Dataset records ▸
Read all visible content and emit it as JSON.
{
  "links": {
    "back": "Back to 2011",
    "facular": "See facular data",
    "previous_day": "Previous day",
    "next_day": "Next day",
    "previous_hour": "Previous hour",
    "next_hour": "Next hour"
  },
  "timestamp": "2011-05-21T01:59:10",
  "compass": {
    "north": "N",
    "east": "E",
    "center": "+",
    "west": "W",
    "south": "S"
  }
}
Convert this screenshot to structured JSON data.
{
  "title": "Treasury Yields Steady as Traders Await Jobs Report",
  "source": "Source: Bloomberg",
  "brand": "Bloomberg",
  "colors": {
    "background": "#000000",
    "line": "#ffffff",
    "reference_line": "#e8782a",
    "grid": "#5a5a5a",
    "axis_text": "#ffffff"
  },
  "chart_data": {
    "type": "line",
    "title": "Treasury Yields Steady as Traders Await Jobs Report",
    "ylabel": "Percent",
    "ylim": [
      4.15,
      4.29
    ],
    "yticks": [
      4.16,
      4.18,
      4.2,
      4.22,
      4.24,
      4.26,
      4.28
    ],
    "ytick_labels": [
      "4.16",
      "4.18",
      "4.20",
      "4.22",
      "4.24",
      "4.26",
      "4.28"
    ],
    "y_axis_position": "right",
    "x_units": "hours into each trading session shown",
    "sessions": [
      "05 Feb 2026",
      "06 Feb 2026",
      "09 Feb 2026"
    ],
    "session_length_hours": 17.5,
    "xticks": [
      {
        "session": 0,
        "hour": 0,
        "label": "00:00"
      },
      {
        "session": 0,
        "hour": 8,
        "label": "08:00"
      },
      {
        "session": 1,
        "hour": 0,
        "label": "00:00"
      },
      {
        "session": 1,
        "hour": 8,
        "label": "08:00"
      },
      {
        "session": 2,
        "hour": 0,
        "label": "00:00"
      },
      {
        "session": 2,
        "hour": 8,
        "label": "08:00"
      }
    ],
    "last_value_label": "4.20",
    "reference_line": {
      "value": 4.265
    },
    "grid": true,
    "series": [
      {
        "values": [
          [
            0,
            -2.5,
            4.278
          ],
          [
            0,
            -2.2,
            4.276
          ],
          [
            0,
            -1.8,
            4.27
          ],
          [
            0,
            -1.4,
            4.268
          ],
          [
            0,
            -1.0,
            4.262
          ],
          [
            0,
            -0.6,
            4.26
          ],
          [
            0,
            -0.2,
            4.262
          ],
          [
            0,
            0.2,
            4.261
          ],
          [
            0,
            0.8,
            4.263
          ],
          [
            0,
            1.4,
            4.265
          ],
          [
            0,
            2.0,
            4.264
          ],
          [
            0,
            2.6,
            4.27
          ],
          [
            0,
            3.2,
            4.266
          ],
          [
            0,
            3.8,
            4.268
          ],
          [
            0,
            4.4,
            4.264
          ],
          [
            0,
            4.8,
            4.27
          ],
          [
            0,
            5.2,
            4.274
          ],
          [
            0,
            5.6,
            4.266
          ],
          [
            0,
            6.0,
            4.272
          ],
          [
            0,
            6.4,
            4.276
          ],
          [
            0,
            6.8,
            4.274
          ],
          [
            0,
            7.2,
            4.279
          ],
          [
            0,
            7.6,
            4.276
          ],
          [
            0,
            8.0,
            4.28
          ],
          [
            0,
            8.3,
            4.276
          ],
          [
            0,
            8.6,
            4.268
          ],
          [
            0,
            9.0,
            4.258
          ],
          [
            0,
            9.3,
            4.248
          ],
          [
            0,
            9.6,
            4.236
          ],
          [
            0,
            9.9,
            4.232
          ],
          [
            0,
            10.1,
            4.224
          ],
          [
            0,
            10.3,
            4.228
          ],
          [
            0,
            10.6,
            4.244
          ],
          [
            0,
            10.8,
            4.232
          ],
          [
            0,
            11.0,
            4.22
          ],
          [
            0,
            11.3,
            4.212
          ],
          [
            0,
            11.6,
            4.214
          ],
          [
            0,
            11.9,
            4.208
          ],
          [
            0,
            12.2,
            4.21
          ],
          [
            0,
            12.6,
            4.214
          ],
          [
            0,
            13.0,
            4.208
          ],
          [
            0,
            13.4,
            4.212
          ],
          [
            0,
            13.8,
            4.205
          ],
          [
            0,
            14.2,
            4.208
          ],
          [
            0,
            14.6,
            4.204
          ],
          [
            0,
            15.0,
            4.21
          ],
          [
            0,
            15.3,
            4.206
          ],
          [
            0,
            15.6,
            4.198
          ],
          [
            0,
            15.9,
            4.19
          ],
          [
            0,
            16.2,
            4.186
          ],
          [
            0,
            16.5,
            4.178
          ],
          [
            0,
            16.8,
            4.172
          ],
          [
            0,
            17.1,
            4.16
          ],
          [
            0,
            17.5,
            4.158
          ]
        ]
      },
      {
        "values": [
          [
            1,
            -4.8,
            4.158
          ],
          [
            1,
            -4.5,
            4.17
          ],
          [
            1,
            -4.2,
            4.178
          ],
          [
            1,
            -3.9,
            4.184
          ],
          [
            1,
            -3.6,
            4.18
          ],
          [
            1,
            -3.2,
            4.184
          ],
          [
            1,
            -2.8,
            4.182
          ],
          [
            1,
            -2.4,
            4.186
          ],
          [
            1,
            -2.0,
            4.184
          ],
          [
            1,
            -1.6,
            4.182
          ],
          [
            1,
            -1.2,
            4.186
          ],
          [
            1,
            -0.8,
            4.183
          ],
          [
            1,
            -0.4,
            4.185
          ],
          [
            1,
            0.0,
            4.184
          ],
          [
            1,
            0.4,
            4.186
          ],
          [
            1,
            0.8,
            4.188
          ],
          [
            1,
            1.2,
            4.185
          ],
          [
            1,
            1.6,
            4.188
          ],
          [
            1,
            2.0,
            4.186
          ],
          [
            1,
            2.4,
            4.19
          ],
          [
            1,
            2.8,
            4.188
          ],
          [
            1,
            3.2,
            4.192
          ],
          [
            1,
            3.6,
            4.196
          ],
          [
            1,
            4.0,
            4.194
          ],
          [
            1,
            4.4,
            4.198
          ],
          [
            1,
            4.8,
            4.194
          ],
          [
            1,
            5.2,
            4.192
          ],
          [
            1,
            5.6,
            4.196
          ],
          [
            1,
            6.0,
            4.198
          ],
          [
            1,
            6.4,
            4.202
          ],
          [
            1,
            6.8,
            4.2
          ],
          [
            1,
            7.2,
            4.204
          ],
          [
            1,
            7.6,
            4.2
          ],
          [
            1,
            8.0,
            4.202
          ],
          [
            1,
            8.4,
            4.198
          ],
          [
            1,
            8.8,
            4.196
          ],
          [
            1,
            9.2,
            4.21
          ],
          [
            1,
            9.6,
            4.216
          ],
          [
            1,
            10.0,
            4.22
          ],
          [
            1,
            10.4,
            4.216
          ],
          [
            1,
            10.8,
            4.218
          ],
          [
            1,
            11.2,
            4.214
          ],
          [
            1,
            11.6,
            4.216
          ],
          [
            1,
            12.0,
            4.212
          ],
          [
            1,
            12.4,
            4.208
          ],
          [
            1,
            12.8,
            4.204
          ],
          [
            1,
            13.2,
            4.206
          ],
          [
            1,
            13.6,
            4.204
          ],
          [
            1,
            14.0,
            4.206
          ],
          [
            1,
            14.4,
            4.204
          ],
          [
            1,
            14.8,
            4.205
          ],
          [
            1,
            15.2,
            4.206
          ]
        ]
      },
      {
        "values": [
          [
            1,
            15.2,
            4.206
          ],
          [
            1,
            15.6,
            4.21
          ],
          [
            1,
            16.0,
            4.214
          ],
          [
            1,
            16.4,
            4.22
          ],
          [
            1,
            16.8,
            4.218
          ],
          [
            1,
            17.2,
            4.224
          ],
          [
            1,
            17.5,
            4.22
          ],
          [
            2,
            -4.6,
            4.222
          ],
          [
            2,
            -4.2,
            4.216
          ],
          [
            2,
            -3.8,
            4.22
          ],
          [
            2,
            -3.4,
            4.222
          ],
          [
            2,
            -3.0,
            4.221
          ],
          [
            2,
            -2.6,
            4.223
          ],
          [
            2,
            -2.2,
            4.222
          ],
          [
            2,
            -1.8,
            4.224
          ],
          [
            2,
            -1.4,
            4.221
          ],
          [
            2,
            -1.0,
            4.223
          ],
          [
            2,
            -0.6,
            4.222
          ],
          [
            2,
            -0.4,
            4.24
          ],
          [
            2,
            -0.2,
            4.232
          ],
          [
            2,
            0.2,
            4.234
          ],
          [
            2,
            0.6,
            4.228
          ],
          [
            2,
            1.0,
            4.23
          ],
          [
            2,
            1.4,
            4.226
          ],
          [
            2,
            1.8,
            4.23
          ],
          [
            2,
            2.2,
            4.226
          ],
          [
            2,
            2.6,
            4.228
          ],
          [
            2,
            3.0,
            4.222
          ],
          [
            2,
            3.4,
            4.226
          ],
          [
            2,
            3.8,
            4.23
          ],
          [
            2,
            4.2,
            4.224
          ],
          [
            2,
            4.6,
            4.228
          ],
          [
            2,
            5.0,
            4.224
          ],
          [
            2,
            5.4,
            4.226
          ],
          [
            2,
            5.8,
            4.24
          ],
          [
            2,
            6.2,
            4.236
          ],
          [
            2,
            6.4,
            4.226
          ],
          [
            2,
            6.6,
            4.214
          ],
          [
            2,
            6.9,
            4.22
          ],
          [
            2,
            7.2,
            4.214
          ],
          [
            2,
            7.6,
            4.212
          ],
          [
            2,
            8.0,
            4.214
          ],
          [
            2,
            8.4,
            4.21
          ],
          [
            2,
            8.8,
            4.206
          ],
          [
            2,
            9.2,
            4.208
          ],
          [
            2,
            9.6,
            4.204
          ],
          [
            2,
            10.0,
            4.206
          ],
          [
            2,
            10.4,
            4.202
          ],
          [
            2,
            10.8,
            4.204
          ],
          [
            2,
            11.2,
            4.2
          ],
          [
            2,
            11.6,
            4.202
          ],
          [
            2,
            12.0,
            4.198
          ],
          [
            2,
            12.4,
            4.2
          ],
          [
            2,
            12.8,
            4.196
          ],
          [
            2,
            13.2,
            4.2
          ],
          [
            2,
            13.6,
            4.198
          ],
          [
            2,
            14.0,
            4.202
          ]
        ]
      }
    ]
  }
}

Goal of the exercise ▸ Working from the entries above, return all lines that contain "Steady".

Task result ▸
  "title": "Treasury Yields Steady as Traders Await Jobs Report",
    "title": "Treasury Yields Steady as Traders Await Jobs Report",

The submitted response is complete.